_WHAT THE TASK ASKS_. Work out how many lines of the listing hold the string "from". Answer with that number alone.

_MATERIAL FOR THE TASK_.
★ ★ ★
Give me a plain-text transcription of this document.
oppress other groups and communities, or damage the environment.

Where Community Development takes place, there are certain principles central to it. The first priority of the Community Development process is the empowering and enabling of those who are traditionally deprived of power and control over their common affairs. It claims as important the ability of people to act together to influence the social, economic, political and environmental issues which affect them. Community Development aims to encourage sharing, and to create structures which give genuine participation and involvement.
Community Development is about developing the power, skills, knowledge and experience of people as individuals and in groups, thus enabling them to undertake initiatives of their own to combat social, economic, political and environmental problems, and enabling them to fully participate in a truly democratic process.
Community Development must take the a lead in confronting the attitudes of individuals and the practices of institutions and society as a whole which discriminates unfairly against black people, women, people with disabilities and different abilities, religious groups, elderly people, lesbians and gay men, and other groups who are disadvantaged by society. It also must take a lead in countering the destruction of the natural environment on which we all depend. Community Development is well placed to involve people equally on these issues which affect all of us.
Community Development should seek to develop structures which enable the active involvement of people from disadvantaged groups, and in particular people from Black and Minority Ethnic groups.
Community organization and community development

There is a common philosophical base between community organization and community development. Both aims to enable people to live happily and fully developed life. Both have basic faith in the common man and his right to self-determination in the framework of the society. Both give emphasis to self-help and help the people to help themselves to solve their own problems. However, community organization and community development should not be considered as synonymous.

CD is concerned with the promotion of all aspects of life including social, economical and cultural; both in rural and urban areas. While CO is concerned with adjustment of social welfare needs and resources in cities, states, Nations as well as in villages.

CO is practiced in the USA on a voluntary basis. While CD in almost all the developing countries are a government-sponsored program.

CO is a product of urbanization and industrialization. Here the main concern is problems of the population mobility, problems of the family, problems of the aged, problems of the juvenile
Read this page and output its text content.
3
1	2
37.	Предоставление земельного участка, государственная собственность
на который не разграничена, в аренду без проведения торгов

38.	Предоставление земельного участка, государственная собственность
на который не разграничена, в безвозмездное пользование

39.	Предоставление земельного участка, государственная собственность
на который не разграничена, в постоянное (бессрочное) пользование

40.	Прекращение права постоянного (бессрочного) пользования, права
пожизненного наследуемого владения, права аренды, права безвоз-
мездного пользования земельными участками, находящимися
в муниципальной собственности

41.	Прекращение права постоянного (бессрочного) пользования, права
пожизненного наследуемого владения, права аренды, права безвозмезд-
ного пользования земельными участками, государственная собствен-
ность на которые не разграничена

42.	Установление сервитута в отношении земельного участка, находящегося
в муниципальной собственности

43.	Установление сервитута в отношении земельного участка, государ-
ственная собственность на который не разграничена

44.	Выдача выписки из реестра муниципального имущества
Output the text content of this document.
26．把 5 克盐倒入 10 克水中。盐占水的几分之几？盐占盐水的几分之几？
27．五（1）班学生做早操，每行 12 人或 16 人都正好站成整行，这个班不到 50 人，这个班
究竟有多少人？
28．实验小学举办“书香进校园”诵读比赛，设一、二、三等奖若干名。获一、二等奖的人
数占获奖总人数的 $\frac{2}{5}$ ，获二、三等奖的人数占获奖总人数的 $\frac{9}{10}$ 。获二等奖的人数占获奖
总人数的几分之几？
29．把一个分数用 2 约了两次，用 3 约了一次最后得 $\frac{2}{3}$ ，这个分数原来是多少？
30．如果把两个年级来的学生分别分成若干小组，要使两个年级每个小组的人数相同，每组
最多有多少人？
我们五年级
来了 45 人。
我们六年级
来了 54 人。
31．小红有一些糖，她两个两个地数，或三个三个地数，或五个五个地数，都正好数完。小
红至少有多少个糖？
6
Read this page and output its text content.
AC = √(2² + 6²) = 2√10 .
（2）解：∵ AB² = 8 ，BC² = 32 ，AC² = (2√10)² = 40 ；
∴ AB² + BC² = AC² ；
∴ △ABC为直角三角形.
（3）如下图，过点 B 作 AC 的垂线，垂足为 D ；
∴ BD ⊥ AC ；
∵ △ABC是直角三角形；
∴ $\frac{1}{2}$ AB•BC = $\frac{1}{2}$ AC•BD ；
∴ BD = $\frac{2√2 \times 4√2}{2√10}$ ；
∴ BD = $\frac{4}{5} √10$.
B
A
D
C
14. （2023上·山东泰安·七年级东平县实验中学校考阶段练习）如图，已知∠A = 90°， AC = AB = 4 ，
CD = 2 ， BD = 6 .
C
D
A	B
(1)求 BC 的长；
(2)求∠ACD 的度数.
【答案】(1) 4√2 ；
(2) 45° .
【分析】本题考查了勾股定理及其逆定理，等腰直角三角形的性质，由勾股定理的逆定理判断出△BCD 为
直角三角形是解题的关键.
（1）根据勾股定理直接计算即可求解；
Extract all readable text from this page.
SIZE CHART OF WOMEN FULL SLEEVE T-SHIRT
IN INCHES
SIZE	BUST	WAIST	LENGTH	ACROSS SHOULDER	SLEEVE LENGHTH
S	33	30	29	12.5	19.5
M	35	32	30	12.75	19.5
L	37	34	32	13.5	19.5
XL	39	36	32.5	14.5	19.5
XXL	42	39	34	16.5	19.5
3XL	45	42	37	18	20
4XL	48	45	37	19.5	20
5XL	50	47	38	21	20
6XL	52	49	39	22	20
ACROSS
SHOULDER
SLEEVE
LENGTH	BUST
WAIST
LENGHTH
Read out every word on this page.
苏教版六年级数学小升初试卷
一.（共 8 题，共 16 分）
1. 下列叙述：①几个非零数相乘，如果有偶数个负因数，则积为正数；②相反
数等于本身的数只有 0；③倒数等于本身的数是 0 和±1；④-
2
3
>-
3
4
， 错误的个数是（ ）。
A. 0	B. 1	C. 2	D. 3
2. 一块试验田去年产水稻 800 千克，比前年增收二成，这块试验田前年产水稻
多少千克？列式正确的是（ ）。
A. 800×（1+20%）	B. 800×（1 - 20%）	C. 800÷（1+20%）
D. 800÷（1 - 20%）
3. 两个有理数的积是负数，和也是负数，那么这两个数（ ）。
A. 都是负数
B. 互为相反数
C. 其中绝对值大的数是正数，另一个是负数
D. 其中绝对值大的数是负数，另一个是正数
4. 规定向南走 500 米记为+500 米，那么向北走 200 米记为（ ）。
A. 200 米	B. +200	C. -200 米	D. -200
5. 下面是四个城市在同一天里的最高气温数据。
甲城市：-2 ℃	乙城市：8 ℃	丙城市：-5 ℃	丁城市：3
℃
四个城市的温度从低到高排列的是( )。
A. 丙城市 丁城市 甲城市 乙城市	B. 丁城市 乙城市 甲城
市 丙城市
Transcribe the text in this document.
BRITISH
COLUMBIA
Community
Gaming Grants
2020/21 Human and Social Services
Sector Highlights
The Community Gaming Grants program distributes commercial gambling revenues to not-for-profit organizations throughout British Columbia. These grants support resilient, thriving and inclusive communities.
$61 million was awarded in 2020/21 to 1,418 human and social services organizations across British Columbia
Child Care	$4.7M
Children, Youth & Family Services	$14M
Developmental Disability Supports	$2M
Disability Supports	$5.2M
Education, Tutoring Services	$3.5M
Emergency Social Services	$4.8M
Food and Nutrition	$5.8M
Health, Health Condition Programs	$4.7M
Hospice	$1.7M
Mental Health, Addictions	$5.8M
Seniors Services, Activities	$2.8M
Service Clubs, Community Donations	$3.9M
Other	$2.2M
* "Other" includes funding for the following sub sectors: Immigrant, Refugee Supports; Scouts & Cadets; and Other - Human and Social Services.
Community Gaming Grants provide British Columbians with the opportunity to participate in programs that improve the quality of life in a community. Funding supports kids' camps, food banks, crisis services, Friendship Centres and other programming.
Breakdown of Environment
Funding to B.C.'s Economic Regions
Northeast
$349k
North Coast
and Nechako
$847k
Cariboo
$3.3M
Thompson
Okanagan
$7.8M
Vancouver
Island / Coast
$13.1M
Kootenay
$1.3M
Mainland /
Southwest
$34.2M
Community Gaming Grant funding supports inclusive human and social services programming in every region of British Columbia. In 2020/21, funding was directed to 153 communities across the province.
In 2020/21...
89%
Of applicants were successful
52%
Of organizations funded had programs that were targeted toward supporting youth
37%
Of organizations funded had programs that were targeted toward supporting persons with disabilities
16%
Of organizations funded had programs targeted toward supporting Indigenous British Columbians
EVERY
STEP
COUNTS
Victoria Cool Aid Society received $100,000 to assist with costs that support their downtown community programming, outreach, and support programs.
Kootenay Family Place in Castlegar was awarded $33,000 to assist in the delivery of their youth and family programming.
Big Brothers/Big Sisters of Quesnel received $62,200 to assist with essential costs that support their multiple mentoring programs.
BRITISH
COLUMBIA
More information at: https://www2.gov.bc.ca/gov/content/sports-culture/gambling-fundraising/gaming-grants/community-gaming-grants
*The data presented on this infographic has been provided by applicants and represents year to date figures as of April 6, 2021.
★ ★ ★
_OUTPUT FOR THIS TASK_. 2